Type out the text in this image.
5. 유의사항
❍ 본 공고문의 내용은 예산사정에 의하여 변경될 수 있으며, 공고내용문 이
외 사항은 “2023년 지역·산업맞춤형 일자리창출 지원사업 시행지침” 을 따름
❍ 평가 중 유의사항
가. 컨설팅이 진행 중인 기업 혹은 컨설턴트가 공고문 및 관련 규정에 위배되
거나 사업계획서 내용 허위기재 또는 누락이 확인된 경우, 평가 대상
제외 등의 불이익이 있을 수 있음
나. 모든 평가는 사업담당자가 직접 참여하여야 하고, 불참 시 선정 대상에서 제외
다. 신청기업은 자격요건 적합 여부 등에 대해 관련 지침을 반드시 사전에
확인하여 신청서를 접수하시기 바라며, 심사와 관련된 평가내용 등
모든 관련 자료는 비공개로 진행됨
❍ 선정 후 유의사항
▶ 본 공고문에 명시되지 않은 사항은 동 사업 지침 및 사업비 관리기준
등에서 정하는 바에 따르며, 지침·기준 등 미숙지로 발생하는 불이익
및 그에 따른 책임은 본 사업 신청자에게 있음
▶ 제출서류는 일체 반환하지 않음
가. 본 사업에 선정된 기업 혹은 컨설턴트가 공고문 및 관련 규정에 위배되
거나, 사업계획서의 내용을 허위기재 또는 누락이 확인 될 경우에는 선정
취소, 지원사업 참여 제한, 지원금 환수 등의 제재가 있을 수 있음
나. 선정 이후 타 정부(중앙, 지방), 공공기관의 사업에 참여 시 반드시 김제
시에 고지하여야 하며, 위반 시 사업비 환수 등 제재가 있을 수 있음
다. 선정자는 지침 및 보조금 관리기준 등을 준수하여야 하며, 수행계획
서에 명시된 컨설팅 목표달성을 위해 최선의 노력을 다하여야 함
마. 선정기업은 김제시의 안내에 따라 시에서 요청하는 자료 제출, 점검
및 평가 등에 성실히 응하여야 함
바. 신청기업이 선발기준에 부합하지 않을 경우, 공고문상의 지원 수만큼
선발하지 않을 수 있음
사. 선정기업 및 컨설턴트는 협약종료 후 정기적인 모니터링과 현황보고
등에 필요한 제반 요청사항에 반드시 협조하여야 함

++++++++++

To be done -
All of the entries above need to be reproduced exactly.

Answer to this task -
Type out the text in this image.
5. 유의사항
❍ 본 공고문의 내용은 예산사정에 의하여 변경될 수 있으며, 공고내용문 이
외 사항은 “2023년 지역·산업맞춤형 일자리창출 지원사업 시행지침” 을 따름
❍ 평가 중 유의사항
가. 컨설팅이 진행 중인 기업 혹은 컨설턴트가 공고문 및 관련 규정에 위배되
거나 사업계획서 내용 허위기재 또는 누락이 확인된 경우, 평가 대상
제외 등의 불이익이 있을 수 있음
나. 모든 평가는 사업담당자가 직접 참여하여야 하고, 불참 시 선정 대상에서 제외
다. 신청기업은 자격요건 적합 여부 등에 대해 관련 지침을 반드시 사전에
확인하여 신청서를 접수하시기 바라며, 심사와 관련된 평가내용 등
모든 관련 자료는 비공개로 진행됨
❍ 선정 후 유의사항
▶ 본 공고문에 명시되지 않은 사항은 동 사업 지침 및 사업비 관리기준
등에서 정하는 바에 따르며, 지침·기준 등 미숙지로 발생하는 불이익
및 그에 따른 책임은 본 사업 신청자에게 있음
▶ 제출서류는 일체 반환하지 않음
가. 본 사업에 선정된 기업 혹은 컨설턴트가 공고문 및 관련 규정에 위배되
거나, 사업계획서의 내용을 허위기재 또는 누락이 확인 될 경우에는 선정
취소, 지원사업 참여 제한, 지원금 환수 등의 제재가 있을 수 있음
나. 선정 이후 타 정부(중앙, 지방), 공공기관의 사업에 참여 시 반드시 김제
시에 고지하여야 하며, 위반 시 사업비 환수 등 제재가 있을 수 있음
다. 선정자는 지침 및 보조금 관리기준 등을 준수하여야 하며, 수행계획
서에 명시된 컨설팅 목표달성을 위해 최선의 노력을 다하여야 함
마. 선정기업은 김제시의 안내에 따라 시에서 요청하는 자료 제출, 점검
및 평가 등에 성실히 응하여야 함
바. 신청기업이 선발기준에 부합하지 않을 경우, 공고문상의 지원 수만큼
선발하지 않을 수 있음
사. 선정기업 및 컨설턴트는 협약종료 후 정기적인 모니터링과 현황보고
등에 필요한 제반 요청사항에 반드시 협조하여야 함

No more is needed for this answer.